_Material:_
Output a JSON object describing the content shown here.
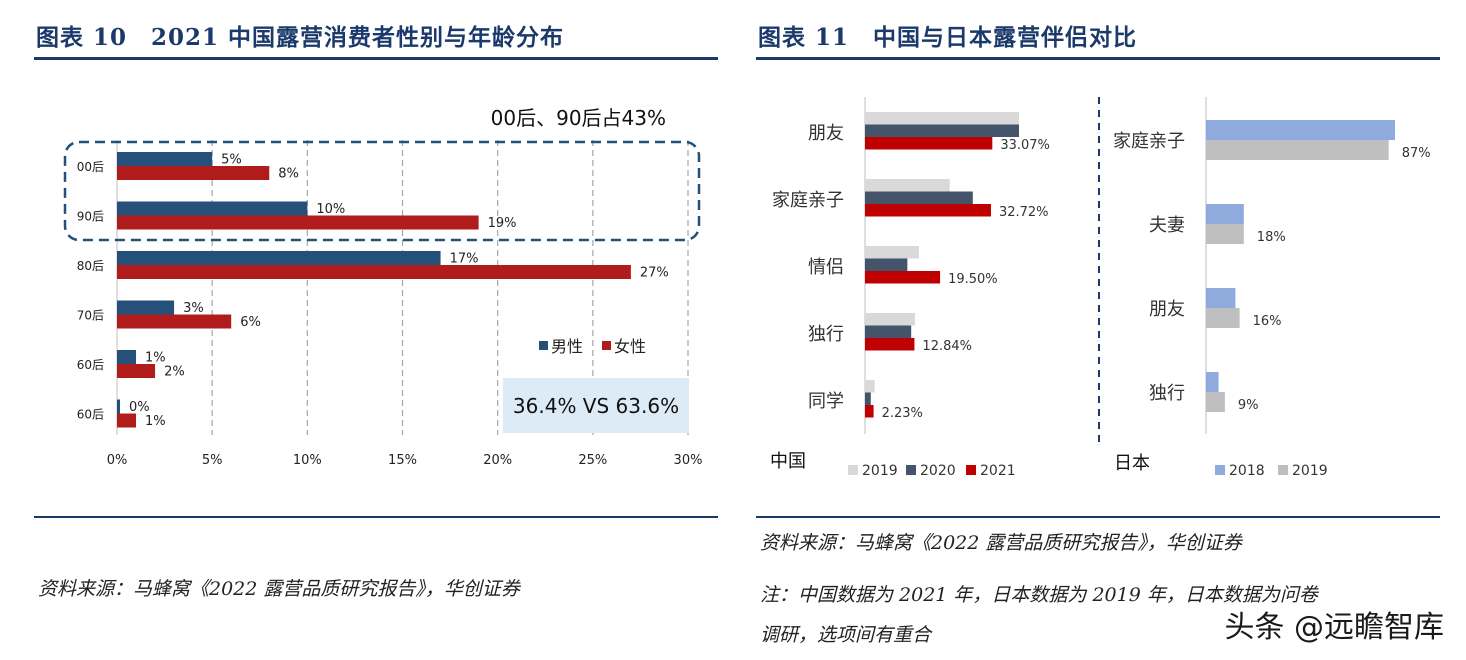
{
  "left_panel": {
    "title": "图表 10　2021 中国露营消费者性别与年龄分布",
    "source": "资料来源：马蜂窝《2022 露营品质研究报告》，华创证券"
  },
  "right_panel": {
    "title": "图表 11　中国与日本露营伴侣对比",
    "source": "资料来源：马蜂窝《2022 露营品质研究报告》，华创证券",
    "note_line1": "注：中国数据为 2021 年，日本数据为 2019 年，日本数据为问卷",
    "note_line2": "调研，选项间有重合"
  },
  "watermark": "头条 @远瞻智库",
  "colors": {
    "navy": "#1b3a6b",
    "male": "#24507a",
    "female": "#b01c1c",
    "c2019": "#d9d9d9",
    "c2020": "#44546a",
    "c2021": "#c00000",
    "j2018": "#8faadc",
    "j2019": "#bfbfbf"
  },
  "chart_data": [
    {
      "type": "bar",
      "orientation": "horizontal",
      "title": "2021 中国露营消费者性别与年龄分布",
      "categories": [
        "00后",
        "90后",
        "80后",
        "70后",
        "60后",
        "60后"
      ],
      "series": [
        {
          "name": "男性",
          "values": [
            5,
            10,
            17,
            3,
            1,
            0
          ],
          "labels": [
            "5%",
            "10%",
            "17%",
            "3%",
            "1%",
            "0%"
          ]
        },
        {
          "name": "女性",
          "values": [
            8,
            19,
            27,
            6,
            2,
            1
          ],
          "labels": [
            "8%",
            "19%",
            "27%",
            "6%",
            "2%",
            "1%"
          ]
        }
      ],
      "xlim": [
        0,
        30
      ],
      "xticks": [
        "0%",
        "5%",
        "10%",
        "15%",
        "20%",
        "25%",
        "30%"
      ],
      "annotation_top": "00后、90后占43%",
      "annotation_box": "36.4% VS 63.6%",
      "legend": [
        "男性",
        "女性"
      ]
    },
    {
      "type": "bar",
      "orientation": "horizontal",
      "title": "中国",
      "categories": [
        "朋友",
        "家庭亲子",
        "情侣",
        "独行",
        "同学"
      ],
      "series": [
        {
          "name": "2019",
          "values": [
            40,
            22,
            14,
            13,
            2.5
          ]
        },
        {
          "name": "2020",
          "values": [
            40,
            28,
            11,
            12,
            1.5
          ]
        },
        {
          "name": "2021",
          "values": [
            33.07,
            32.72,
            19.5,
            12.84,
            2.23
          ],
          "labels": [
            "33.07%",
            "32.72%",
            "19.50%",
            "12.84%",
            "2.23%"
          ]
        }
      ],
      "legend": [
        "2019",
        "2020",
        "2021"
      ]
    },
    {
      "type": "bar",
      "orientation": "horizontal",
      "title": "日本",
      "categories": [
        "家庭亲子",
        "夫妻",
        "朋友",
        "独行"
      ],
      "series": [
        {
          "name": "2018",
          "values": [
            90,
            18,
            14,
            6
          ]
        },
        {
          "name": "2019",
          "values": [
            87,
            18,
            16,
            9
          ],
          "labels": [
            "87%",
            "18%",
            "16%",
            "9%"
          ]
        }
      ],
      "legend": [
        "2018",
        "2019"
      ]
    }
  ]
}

_Given problem:_
Show all lines from the listing above in which "华创证券" appears.

_Problem solution:_
    "source": "资料来源：马蜂窝《2022 露营品质研究报告》，华创证券"
    "source": "资料来源：马蜂窝《2022 露营品质研究报告》，华创证券",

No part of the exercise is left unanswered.